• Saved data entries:
━━━━━━━━━━━━━━━━━━━━━━━━━━━━━━
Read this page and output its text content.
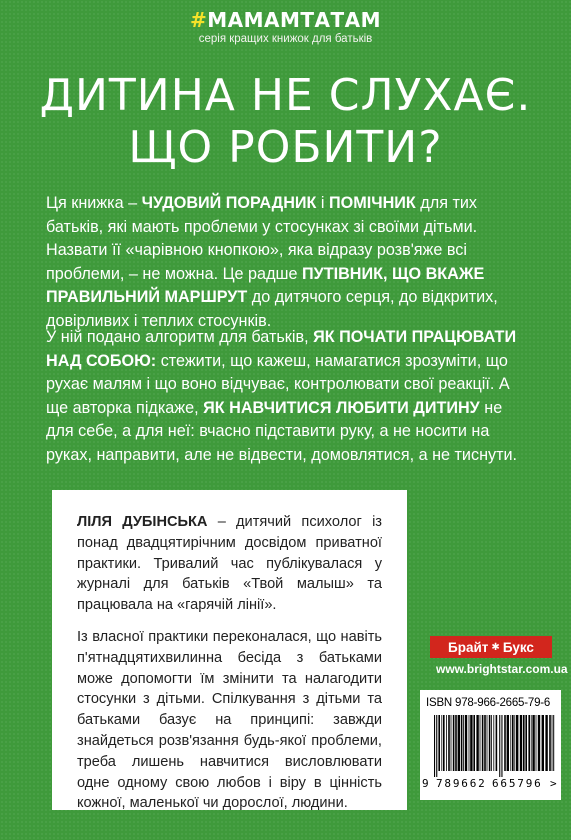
#МАМАМТАТАМ
серія кращих книжок для батьків
ДИТИНА НЕ СЛУХАЄ.
ЩО РОБИТИ?
Ця книжка – ЧУДОВИЙ ПОРАДНИК і ПОМІЧНИК для тих батьків, які мають проблеми у стосунках зі своїми дітьми. Назвати її «чарівною кнопкою», яка відразу розв'яже всі проблеми, – не можна. Це радше ПУТІВНИК, ЩО ВКАЖЕ ПРАВИЛЬНИЙ МАРШРУТ до дитячого серця, до відкритих, довірливих і теплих стосунків.
У ній подано алгоритм для батьків, ЯК ПОЧАТИ ПРАЦЮВАТИ НАД СОБОЮ: стежити, що кажеш, намагатися зрозуміти, що рухає малям і що воно відчуває, контролювати свої реакції. А ще авторка підкаже, ЯК НАВЧИТИСЯ ЛЮБИТИ ДИТИНУ не для себе, а для неї: вчасно підставити руку, а не носити на руках, направити, але не відвести, домовлятися, а не тиснути.

ЛІЛЯ ДУБІНСЬКА – дитячий психолог із понад двадцятирічним досвідом приватної практики. Тривалий час публікувалася у журналі для батьків «Твой малыш» та працювала на «гарячій лінії».

Із власної практики переконалася, що навіть п'ятнадцятихвилинна бесіда з батьками може допомогти їм змінити та налагодити стосунки з дітьми. Спілкування з дітьми та батьками базує на принципі: завжди знайдеться розв'язання будь-якої проблеми, треба лишень навчитися висловлювати одне одному свою любов і віру в цінність кожної, маленької чи дорослої, людини.

Брайт ✱ Букс
www.brightstar.com.ua
ISBN 978-966-2665-79-6
9 789662 665796 >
━━━━━━━━━━━━━━━━━━━━━━━━━━━━━━
• Written request:
Copy the listing in full and without alteration, omitting every picture.

• Result for this task:
Read this page and output its text content.
#МАМАМТАТАМ
серія кращих книжок для батьків
ДИТИНА НЕ СЛУХАЄ.
ЩО РОБИТИ?
Ця книжка – ЧУДОВИЙ ПОРАДНИК і ПОМІЧНИК для тих батьків, які мають проблеми у стосунках зі своїми дітьми. Назвати її «чарівною кнопкою», яка відразу розв'яже всі проблеми, – не можна. Це радше ПУТІВНИК, ЩО ВКАЖЕ ПРАВИЛЬНИЙ МАРШРУТ до дитячого серця, до відкритих, довірливих і теплих стосунків.
У ній подано алгоритм для батьків, ЯК ПОЧАТИ ПРАЦЮВАТИ НАД СОБОЮ: стежити, що кажеш, намагатися зрозуміти, що рухає малям і що воно відчуває, контролювати свої реакції. А ще авторка підкаже, ЯК НАВЧИТИСЯ ЛЮБИТИ ДИТИНУ не для себе, а для неї: вчасно підставити руку, а не носити на руках, направити, але не відвести, домовлятися, а не тиснути.

ЛІЛЯ ДУБІНСЬКА – дитячий психолог із понад двадцятирічним досвідом приватної практики. Тривалий час публікувалася у журналі для батьків «Твой малыш» та працювала на «гарячій лінії».

Із власної практики переконалася, що навіть п'ятнадцятихвилинна бесіда з батьками може допомогти їм змінити та налагодити стосунки з дітьми. Спілкування з дітьми та батьками базує на принципі: завжди знайдеться розв'язання будь-якої проблеми, треба лишень навчитися висловлювати одне одному свою любов і віру в цінність кожної, маленької чи дорослої, людини.

Брайт ✱ Букс
www.brightstar.com.ua
ISBN 978-966-2665-79-6
9 789662 665796 >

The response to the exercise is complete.